Work instructions => Identify all lines in the data containing the string "color". Copy them out.

Figure record listings
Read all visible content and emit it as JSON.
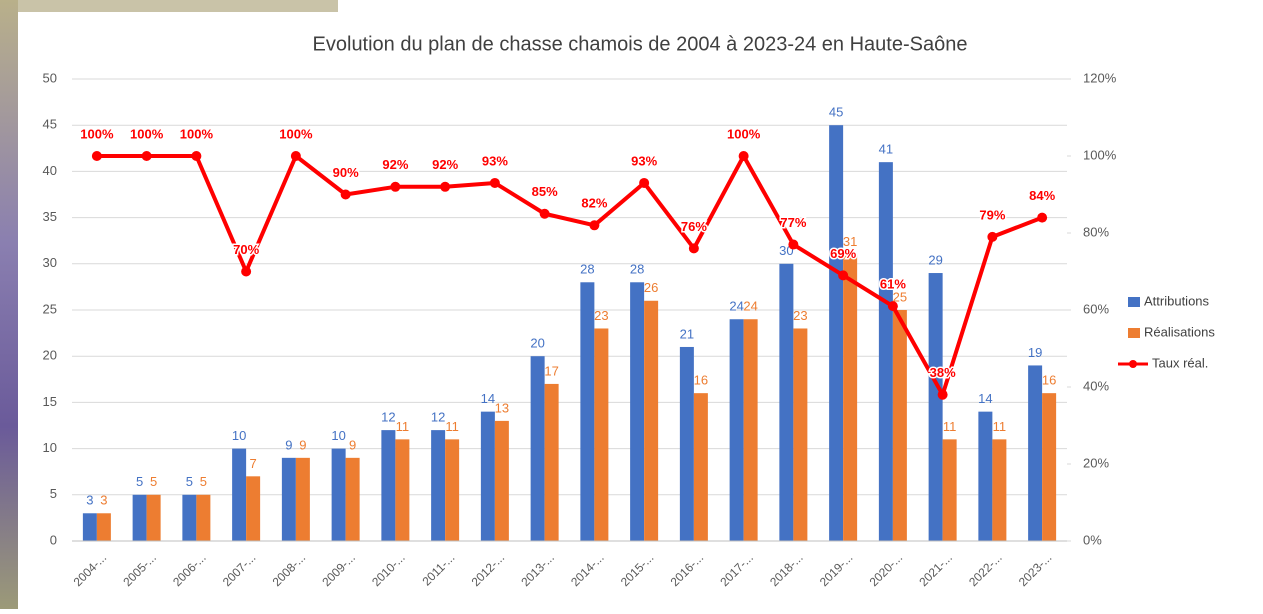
{
  "chart_data": {
    "type": "bar-line",
    "title": "Evolution du plan de chasse chamois de 2004 à 2023-24 en Haute-Saône",
    "categories": [
      "2004-...",
      "2005-...",
      "2006-...",
      "2007-...",
      "2008-...",
      "2009-...",
      "2010-...",
      "2011-...",
      "2012-...",
      "2013-...",
      "2014-...",
      "2015-...",
      "2016-...",
      "2017-...",
      "2018-...",
      "2019-...",
      "2020-...",
      "2021-...",
      "2022-...",
      "2023-..."
    ],
    "series": [
      {
        "name": "Attributions",
        "color": "#4472c4",
        "type": "bar",
        "values": [
          3,
          5,
          5,
          10,
          9,
          10,
          12,
          12,
          14,
          20,
          28,
          28,
          21,
          24,
          30,
          45,
          41,
          29,
          14,
          19
        ]
      },
      {
        "name": "Réalisations",
        "color": "#ed7d31",
        "type": "bar",
        "values": [
          3,
          5,
          5,
          7,
          9,
          9,
          11,
          11,
          13,
          17,
          23,
          26,
          16,
          24,
          23,
          31,
          25,
          11,
          11,
          16
        ]
      },
      {
        "name": "Taux réal.",
        "color": "#ff0000",
        "type": "line",
        "axis": "y2",
        "values": [
          100,
          100,
          100,
          70,
          100,
          90,
          92,
          92,
          93,
          85,
          82,
          93,
          76,
          100,
          77,
          69,
          61,
          38,
          79,
          84
        ],
        "value_labels": [
          "100%",
          "100%",
          "100%",
          "70%",
          "100%",
          "90%",
          "92%",
          "92%",
          "93%",
          "85%",
          "82%",
          "93%",
          "76%",
          "100%",
          "77%",
          "69%",
          "61%",
          "38%",
          "79%",
          "84%"
        ]
      }
    ],
    "ylim": [
      0,
      50
    ],
    "yticks": [
      0,
      5,
      10,
      15,
      20,
      25,
      30,
      35,
      40,
      45,
      50
    ],
    "y2lim": [
      0,
      120
    ],
    "y2ticks": [
      {
        "value": 0,
        "label": "0%"
      },
      {
        "value": 20,
        "label": "20%"
      },
      {
        "value": 40,
        "label": "40%"
      },
      {
        "value": 60,
        "label": "60%"
      },
      {
        "value": 80,
        "label": "80%"
      },
      {
        "value": 100,
        "label": "100%"
      },
      {
        "value": 120,
        "label": "120%"
      }
    ],
    "grid": true,
    "legend": "right"
  }
}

Worked solution =>
        "color": "#4472c4",
        "color": "#ed7d31",
        "color": "#ff0000",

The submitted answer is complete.